* What is expected *
From the listing below, pick out each line with the word "events".

* Exercise materials *
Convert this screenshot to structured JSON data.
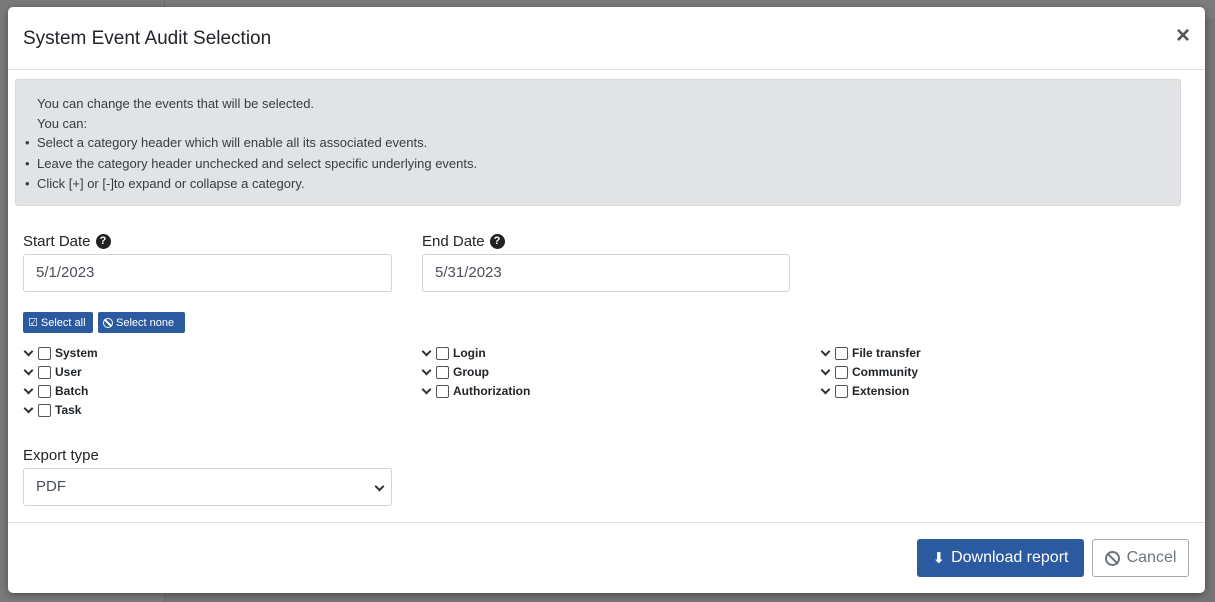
{
  "modal": {
    "title": "System Event Audit Selection",
    "close_label": "×"
  },
  "info": {
    "line1": "You can change the events that will be selected.",
    "line2": "You can:",
    "bullets": [
      "Select a category header which will enable all its associated events.",
      "Leave the category header unchecked and select specific underlying events.",
      "Click [+] or [-]to expand or collapse a category."
    ]
  },
  "start_date": {
    "label": "Start Date",
    "value": "5/1/2023"
  },
  "end_date": {
    "label": "End Date",
    "value": "5/31/2023"
  },
  "selection_buttons": {
    "select_all": "Select all",
    "select_none": "Select none"
  },
  "categories": {
    "col1": [
      "System",
      "User",
      "Batch",
      "Task"
    ],
    "col2": [
      "Login",
      "Group",
      "Authorization"
    ],
    "col3": [
      "File transfer",
      "Community",
      "Extension"
    ]
  },
  "export": {
    "label": "Export type",
    "value": "PDF"
  },
  "footer": {
    "download_label": "Download report",
    "cancel_label": "Cancel"
  },
  "colors": {
    "primary": "#2c5aa0",
    "info_bg": "#e2e3e5"
  }
}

* Answer to the exercise *
    "line1": "You can change the events that will be selected.",
      "Select a category header which will enable all its associated events.",
      "Leave the category header unchecked and select specific underlying events.",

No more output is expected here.